Output each entry exactly; skip nothing.

___ GIVEN ENTRIES

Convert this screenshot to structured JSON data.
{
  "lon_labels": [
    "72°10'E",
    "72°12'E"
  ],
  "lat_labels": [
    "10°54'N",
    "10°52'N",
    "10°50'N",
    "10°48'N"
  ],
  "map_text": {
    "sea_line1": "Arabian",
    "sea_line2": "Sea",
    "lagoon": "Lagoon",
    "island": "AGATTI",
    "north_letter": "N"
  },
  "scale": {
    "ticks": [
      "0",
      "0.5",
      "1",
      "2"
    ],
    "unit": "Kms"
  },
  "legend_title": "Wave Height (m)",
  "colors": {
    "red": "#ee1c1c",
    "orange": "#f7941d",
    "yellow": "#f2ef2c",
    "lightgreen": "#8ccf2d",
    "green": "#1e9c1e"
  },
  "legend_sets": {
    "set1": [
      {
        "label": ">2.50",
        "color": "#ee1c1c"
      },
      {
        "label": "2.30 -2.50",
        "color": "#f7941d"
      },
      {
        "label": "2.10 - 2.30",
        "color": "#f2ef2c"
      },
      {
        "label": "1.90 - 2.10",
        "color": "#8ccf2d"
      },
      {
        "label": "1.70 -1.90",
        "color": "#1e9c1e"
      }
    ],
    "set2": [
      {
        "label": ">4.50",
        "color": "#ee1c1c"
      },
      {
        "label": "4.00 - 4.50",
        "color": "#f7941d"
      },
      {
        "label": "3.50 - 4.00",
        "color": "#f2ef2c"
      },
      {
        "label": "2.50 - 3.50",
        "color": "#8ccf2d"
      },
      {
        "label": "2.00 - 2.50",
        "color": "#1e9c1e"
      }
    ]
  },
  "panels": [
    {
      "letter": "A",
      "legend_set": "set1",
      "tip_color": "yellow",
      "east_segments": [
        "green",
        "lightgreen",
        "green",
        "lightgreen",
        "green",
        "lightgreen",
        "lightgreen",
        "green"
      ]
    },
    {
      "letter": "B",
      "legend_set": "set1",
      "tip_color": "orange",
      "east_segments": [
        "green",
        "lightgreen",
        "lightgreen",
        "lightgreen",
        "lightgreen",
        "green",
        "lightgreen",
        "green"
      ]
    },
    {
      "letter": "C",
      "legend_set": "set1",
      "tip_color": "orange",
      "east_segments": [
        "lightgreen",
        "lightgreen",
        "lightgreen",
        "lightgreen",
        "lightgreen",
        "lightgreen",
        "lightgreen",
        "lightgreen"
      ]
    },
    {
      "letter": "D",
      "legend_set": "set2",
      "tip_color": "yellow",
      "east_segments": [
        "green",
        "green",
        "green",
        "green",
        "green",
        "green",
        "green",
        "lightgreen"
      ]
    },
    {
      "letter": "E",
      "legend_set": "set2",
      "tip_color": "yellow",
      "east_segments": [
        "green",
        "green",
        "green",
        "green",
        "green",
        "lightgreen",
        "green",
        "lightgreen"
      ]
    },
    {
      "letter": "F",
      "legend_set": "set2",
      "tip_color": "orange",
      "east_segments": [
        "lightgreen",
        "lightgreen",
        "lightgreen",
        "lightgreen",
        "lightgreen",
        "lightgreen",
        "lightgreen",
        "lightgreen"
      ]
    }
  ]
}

______

» **ANSWER TO THIS TASK**:
Convert this screenshot to structured JSON data.
{
  "lon_labels": [
    "72°10'E",
    "72°12'E"
  ],
  "lat_labels": [
    "10°54'N",
    "10°52'N",
    "10°50'N",
    "10°48'N"
  ],
  "map_text": {
    "sea_line1": "Arabian",
    "sea_line2": "Sea",
    "lagoon": "Lagoon",
    "island": "AGATTI",
    "north_letter": "N"
  },
  "scale": {
    "ticks": [
      "0",
      "0.5",
      "1",
      "2"
    ],
    "unit": "Kms"
  },
  "legend_title": "Wave Height (m)",
  "colors": {
    "red": "#ee1c1c",
    "orange": "#f7941d",
    "yellow": "#f2ef2c",
    "lightgreen": "#8ccf2d",
    "green": "#1e9c1e"
  },
  "legend_sets": {
    "set1": [
      {
        "label": ">2.50",
        "color": "#ee1c1c"
      },
      {
        "label": "2.30 -2.50",
        "color": "#f7941d"
      },
      {
        "label": "2.10 - 2.30",
        "color": "#f2ef2c"
      },
      {
        "label": "1.90 - 2.10",
        "color": "#8ccf2d"
      },
      {
        "label": "1.70 -1.90",
        "color": "#1e9c1e"
      }
    ],
    "set2": [
      {
        "label": ">4.50",
        "color": "#ee1c1c"
      },
      {
        "label": "4.00 - 4.50",
        "color": "#f7941d"
      },
      {
        "label": "3.50 - 4.00",
        "color": "#f2ef2c"
      },
      {
        "label": "2.50 - 3.50",
        "color": "#8ccf2d"
      },
      {
        "label": "2.00 - 2.50",
        "color": "#1e9c1e"
      }
    ]
  },
  "panels": [
    {
      "letter": "A",
      "legend_set": "set1",
      "tip_color": "yellow",
      "east_segments": [
        "green",
        "lightgreen",
        "green",
        "lightgreen",
        "green",
        "lightgreen",
        "lightgreen",
        "green"
      ]
    },
    {
      "letter": "B",
      "legend_set": "set1",
      "tip_color": "orange",
      "east_segments": [
        "green",
        "lightgreen",
        "lightgreen",
        "lightgreen",
        "lightgreen",
        "green",
        "lightgreen",
        "green"
      ]
    },
    {
      "letter": "C",
      "legend_set": "set1",
      "tip_color": "orange",
      "east_segments": [
        "lightgreen",
        "lightgreen",
        "lightgreen",
        "lightgreen",
        "lightgreen",
        "lightgreen",
        "lightgreen",
        "lightgreen"
      ]
    },
    {
      "letter": "D",
      "legend_set": "set2",
      "tip_color": "yellow",
      "east_segments": [
        "green",
        "green",
        "green",
        "green",
        "green",
        "green",
        "green",
        "lightgreen"
      ]
    },
    {
      "letter": "E",
      "legend_set": "set2",
      "tip_color": "yellow",
      "east_segments": [
        "green",
        "green",
        "green",
        "green",
        "green",
        "lightgreen",
        "green",
        "lightgreen"
      ]
    },
    {
      "letter": "F",
      "legend_set": "set2",
      "tip_color": "orange",
      "east_segments": [
        "lightgreen",
        "lightgreen",
        "lightgreen",
        "lightgreen",
        "lightgreen",
        "lightgreen",
        "lightgreen",
        "lightgreen"
      ]
    }
  ]
}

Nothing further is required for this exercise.